(Stored items)
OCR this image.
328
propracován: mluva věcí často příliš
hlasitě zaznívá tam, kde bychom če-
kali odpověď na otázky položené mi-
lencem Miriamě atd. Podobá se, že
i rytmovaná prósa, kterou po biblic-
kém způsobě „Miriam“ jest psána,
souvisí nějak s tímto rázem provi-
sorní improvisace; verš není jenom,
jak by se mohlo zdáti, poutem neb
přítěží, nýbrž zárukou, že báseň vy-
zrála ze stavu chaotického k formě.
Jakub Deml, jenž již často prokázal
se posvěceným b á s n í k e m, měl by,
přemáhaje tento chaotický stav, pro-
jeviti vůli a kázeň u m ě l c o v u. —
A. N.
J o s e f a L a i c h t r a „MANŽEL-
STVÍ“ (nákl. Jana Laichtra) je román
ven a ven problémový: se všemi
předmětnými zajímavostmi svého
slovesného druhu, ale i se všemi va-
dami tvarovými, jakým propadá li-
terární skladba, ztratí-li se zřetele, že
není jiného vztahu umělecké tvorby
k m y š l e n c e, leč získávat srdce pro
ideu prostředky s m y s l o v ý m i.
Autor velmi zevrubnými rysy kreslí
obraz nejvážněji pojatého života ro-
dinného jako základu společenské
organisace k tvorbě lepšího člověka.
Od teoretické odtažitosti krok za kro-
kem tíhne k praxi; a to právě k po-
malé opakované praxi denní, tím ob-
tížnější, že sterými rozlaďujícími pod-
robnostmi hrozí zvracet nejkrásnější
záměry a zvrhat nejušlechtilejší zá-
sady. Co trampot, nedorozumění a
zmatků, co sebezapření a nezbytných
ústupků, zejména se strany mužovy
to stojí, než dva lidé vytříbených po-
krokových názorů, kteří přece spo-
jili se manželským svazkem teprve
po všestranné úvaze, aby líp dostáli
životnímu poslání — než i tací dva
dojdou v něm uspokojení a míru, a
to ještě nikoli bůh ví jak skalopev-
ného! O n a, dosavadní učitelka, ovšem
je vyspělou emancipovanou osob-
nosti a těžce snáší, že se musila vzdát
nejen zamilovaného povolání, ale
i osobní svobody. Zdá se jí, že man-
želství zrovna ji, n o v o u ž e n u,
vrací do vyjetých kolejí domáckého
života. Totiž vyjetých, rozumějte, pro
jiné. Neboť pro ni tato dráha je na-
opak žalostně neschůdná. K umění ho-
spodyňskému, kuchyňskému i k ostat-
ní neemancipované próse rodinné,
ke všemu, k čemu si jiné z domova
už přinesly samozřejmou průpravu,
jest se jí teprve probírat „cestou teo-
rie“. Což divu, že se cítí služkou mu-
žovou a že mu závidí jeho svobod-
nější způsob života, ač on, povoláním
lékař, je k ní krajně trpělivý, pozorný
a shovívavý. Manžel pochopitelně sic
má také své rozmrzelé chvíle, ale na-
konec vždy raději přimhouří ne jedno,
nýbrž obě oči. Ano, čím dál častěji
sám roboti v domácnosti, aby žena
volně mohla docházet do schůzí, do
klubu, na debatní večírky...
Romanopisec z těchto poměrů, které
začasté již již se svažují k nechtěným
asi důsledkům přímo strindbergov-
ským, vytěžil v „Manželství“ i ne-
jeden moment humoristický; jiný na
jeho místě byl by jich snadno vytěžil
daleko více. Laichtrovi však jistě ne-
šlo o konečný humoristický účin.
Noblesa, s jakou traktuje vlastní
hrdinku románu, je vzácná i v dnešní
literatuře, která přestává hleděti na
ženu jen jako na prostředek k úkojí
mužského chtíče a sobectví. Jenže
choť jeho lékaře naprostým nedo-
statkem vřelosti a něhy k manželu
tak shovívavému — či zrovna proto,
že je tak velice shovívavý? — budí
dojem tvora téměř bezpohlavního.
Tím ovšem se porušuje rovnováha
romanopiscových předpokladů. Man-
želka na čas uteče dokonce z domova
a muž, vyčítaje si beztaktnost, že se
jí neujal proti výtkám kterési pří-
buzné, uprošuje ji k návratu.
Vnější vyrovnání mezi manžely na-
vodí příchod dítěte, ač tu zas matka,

**SHORT TASK**
Retype all of the entries precisely as they are.

**SOLUTION FOR THIS PROBLEM**
OCR this image.
328
propracován: mluva věcí často příliš
hlasitě zaznívá tam, kde bychom če-
kali odpověď na otázky položené mi-
lencem Miriamě atd. Podobá se, že
i rytmovaná prósa, kterou po biblic-
kém způsobě „Miriam“ jest psána,
souvisí nějak s tímto rázem provi-
sorní improvisace; verš není jenom,
jak by se mohlo zdáti, poutem neb
přítěží, nýbrž zárukou, že báseň vy-
zrála ze stavu chaotického k formě.
Jakub Deml, jenž již často prokázal
se posvěceným b á s n í k e m, měl by,
přemáhaje tento chaotický stav, pro-
jeviti vůli a kázeň u m ě l c o v u. —
A. N.
J o s e f a L a i c h t r a „MANŽEL-
STVÍ“ (nákl. Jana Laichtra) je román
ven a ven problémový: se všemi
předmětnými zajímavostmi svého
slovesného druhu, ale i se všemi va-
dami tvarovými, jakým propadá li-
terární skladba, ztratí-li se zřetele, že
není jiného vztahu umělecké tvorby
k m y š l e n c e, leč získávat srdce pro
ideu prostředky s m y s l o v ý m i.
Autor velmi zevrubnými rysy kreslí
obraz nejvážněji pojatého života ro-
dinného jako základu společenské
organisace k tvorbě lepšího člověka.
Od teoretické odtažitosti krok za kro-
kem tíhne k praxi; a to právě k po-
malé opakované praxi denní, tím ob-
tížnější, že sterými rozlaďujícími pod-
robnostmi hrozí zvracet nejkrásnější
záměry a zvrhat nejušlechtilejší zá-
sady. Co trampot, nedorozumění a
zmatků, co sebezapření a nezbytných
ústupků, zejména se strany mužovy
to stojí, než dva lidé vytříbených po-
krokových názorů, kteří přece spo-
jili se manželským svazkem teprve
po všestranné úvaze, aby líp dostáli
životnímu poslání — než i tací dva
dojdou v něm uspokojení a míru, a
to ještě nikoli bůh ví jak skalopev-
ného! O n a, dosavadní učitelka, ovšem
je vyspělou emancipovanou osob-
nosti a těžce snáší, že se musila vzdát
nejen zamilovaného povolání, ale
i osobní svobody. Zdá se jí, že man-
želství zrovna ji, n o v o u ž e n u,
vrací do vyjetých kolejí domáckého
života. Totiž vyjetých, rozumějte, pro
jiné. Neboť pro ni tato dráha je na-
opak žalostně neschůdná. K umění ho-
spodyňskému, kuchyňskému i k ostat-
ní neemancipované próse rodinné,
ke všemu, k čemu si jiné z domova
už přinesly samozřejmou průpravu,
jest se jí teprve probírat „cestou teo-
rie“. Což divu, že se cítí služkou mu-
žovou a že mu závidí jeho svobod-
nější způsob života, ač on, povoláním
lékař, je k ní krajně trpělivý, pozorný
a shovívavý. Manžel pochopitelně sic
má také své rozmrzelé chvíle, ale na-
konec vždy raději přimhouří ne jedno,
nýbrž obě oči. Ano, čím dál častěji
sám roboti v domácnosti, aby žena
volně mohla docházet do schůzí, do
klubu, na debatní večírky...
Romanopisec z těchto poměrů, které
začasté již již se svažují k nechtěným
asi důsledkům přímo strindbergov-
ským, vytěžil v „Manželství“ i ne-
jeden moment humoristický; jiný na
jeho místě byl by jich snadno vytěžil
daleko více. Laichtrovi však jistě ne-
šlo o konečný humoristický účin.
Noblesa, s jakou traktuje vlastní
hrdinku románu, je vzácná i v dnešní
literatuře, která přestává hleděti na
ženu jen jako na prostředek k úkojí
mužského chtíče a sobectví. Jenže
choť jeho lékaře naprostým nedo-
statkem vřelosti a něhy k manželu
tak shovívavému — či zrovna proto,
že je tak velice shovívavý? — budí
dojem tvora téměř bezpohlavního.
Tím ovšem se porušuje rovnováha
romanopiscových předpokladů. Man-
želka na čas uteče dokonce z domova
a muž, vyčítaje si beztaktnost, že se
jí neujal proti výtkám kterési pří-
buzné, uprošuje ji k návratu.
Vnější vyrovnání mezi manžely na-
vodí příchod dítěte, ač tu zas matka,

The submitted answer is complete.